**Given data:**
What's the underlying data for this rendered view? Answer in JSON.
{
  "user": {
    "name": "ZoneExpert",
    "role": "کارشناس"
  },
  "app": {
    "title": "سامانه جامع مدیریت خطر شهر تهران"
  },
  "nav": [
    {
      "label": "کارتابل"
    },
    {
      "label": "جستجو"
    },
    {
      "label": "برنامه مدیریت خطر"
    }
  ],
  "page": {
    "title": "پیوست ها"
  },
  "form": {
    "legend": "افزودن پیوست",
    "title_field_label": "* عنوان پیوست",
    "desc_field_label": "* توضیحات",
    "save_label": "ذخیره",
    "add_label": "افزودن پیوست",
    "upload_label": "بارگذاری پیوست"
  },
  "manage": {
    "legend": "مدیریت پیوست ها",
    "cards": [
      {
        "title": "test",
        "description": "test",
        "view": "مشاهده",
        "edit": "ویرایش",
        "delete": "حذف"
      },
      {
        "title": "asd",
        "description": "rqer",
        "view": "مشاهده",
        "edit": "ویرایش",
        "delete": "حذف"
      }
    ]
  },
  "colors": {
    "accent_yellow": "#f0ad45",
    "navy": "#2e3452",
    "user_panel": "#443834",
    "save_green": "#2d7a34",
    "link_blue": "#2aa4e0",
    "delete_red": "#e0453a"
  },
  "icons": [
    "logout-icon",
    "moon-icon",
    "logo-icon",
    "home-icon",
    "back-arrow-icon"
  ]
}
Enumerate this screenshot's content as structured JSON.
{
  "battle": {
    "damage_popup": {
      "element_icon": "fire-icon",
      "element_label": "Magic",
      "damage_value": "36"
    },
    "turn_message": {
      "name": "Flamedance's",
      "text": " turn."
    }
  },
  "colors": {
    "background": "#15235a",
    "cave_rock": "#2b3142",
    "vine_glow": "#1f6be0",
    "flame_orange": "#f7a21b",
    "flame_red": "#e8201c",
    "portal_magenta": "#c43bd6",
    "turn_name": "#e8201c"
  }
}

**What is required:** Go through the entries and return each line where the word "JSON" appears.

**Exercise solution:**
What's the underlying data for this rendered view? Answer in JSON.
Enumerate this screenshot's content as structured JSON.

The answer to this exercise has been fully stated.